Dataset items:

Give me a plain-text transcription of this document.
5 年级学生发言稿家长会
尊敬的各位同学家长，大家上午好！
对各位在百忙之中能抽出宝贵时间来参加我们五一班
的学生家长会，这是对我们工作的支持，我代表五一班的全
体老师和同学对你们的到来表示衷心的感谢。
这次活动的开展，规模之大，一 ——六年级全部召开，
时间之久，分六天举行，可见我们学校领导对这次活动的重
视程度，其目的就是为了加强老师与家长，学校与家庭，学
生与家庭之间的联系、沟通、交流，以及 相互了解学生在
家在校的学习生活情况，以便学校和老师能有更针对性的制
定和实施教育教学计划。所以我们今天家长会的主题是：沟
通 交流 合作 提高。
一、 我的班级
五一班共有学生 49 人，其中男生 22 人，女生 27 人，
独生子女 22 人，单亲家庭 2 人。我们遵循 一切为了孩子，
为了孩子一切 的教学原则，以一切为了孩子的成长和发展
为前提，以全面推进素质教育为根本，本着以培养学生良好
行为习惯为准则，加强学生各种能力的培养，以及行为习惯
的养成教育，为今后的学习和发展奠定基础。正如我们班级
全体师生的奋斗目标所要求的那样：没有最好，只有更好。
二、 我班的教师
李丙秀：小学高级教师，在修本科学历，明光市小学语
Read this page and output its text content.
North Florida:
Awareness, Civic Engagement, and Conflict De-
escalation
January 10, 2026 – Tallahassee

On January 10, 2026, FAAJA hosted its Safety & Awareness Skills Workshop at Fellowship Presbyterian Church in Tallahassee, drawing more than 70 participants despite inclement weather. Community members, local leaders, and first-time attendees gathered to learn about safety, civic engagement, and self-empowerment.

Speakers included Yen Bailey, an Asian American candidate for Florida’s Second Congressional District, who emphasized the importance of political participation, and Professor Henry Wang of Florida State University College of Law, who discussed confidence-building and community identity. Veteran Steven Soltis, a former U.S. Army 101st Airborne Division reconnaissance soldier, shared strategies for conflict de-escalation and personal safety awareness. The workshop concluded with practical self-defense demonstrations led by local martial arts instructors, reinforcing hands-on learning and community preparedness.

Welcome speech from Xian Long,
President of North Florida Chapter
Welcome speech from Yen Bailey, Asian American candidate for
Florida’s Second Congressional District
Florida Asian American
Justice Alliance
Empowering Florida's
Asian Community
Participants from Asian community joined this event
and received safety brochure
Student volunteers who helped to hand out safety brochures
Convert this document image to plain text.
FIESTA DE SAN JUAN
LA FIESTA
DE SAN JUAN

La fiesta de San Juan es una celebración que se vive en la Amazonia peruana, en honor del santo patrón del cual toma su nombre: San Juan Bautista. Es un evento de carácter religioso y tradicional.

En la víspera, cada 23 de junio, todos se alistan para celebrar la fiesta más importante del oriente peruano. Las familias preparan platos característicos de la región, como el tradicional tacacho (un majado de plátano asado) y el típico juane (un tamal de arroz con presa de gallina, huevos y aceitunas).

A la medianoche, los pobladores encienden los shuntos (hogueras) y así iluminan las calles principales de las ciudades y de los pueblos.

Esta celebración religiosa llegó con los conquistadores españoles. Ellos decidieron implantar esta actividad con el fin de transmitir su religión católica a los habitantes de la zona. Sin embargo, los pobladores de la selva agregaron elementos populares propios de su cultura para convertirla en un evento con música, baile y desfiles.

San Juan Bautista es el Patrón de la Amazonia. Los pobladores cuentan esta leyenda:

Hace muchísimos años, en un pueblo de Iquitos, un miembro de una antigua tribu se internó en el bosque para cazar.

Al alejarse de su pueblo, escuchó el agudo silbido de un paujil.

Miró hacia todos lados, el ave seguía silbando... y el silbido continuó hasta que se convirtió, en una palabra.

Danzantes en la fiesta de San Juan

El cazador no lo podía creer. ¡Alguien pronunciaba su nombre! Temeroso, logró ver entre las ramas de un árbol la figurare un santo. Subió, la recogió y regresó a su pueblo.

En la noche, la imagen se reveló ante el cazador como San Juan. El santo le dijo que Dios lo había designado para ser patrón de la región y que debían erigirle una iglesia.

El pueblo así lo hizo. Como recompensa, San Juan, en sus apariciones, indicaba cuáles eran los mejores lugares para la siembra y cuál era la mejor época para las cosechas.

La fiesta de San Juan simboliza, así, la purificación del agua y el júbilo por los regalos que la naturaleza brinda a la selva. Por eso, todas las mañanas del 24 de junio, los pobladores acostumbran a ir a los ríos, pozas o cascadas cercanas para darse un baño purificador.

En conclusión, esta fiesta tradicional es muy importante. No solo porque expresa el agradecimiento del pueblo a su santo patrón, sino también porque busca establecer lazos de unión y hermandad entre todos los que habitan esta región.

Stated goal
Return each line of the records above exactly as it reads.

Complete response
Give me a plain-text transcription of this document.
5 年级学生发言稿家长会
尊敬的各位同学家长，大家上午好！
对各位在百忙之中能抽出宝贵时间来参加我们五一班
的学生家长会，这是对我们工作的支持，我代表五一班的全
体老师和同学对你们的到来表示衷心的感谢。
这次活动的开展，规模之大，一 ——六年级全部召开，
时间之久，分六天举行，可见我们学校领导对这次活动的重
视程度，其目的就是为了加强老师与家长，学校与家庭，学
生与家庭之间的联系、沟通、交流，以及 相互了解学生在
家在校的学习生活情况，以便学校和老师能有更针对性的制
定和实施教育教学计划。所以我们今天家长会的主题是：沟
通 交流 合作 提高。
一、 我的班级
五一班共有学生 49 人，其中男生 22 人，女生 27 人，
独生子女 22 人，单亲家庭 2 人。我们遵循 一切为了孩子，
为了孩子一切 的教学原则，以一切为了孩子的成长和发展
为前提，以全面推进素质教育为根本，本着以培养学生良好
行为习惯为准则，加强学生各种能力的培养，以及行为习惯
的养成教育，为今后的学习和发展奠定基础。正如我们班级
全体师生的奋斗目标所要求的那样：没有最好，只有更好。
二、 我班的教师
李丙秀：小学高级教师，在修本科学历，明光市小学语
Read this page and output its text content.
North Florida:
Awareness, Civic Engagement, and Conflict De-
escalation
January 10, 2026 – Tallahassee

On January 10, 2026, FAAJA hosted its Safety & Awareness Skills Workshop at Fellowship Presbyterian Church in Tallahassee, drawing more than 70 participants despite inclement weather. Community members, local leaders, and first-time attendees gathered to learn about safety, civic engagement, and self-empowerment.

Speakers included Yen Bailey, an Asian American candidate for Florida’s Second Congressional District, who emphasized the importance of political participation, and Professor Henry Wang of Florida State University College of Law, who discussed confidence-building and community identity. Veteran Steven Soltis, a former U.S. Army 101st Airborne Division reconnaissance soldier, shared strategies for conflict de-escalation and personal safety awareness. The workshop concluded with practical self-defense demonstrations led by local martial arts instructors, reinforcing hands-on learning and community preparedness.

Welcome speech from Xian Long,
President of North Florida Chapter
Welcome speech from Yen Bailey, Asian American candidate for
Florida’s Second Congressional District
Florida Asian American
Justice Alliance
Empowering Florida's
Asian Community
Participants from Asian community joined this event
and received safety brochure
Student volunteers who helped to hand out safety brochures
Convert this document image to plain text.
FIESTA DE SAN JUAN
LA FIESTA
DE SAN JUAN

La fiesta de San Juan es una celebración que se vive en la Amazonia peruana, en honor del santo patrón del cual toma su nombre: San Juan Bautista. Es un evento de carácter religioso y tradicional.

En la víspera, cada 23 de junio, todos se alistan para celebrar la fiesta más importante del oriente peruano. Las familias preparan platos característicos de la región, como el tradicional tacacho (un majado de plátano asado) y el típico juane (un tamal de arroz con presa de gallina, huevos y aceitunas).

A la medianoche, los pobladores encienden los shuntos (hogueras) y así iluminan las calles principales de las ciudades y de los pueblos.

Esta celebración religiosa llegó con los conquistadores españoles. Ellos decidieron implantar esta actividad con el fin de transmitir su religión católica a los habitantes de la zona. Sin embargo, los pobladores de la selva agregaron elementos populares propios de su cultura para convertirla en un evento con música, baile y desfiles.

San Juan Bautista es el Patrón de la Amazonia. Los pobladores cuentan esta leyenda:

Hace muchísimos años, en un pueblo de Iquitos, un miembro de una antigua tribu se internó en el bosque para cazar.

Al alejarse de su pueblo, escuchó el agudo silbido de un paujil.

Miró hacia todos lados, el ave seguía silbando... y el silbido continuó hasta que se convirtió, en una palabra.

Danzantes en la fiesta de San Juan

El cazador no lo podía creer. ¡Alguien pronunciaba su nombre! Temeroso, logró ver entre las ramas de un árbol la figurare un santo. Subió, la recogió y regresó a su pueblo.

En la noche, la imagen se reveló ante el cazador como San Juan. El santo le dijo que Dios lo había designado para ser patrón de la región y que debían erigirle una iglesia.

El pueblo así lo hizo. Como recompensa, San Juan, en sus apariciones, indicaba cuáles eran los mejores lugares para la siembra y cuál era la mejor época para las cosechas.

La fiesta de San Juan simboliza, así, la purificación del agua y el júbilo por los regalos que la naturaleza brinda a la selva. Por eso, todas las mañanas del 24 de junio, los pobladores acostumbran a ir a los ríos, pozas o cascadas cercanas para darse un baño purificador.

En conclusión, esta fiesta tradicional es muy importante. No solo porque expresa el agradecimiento del pueblo a su santo patrón, sino también porque busca establecer lazos de unión y hermandad entre todos los que habitan esta región.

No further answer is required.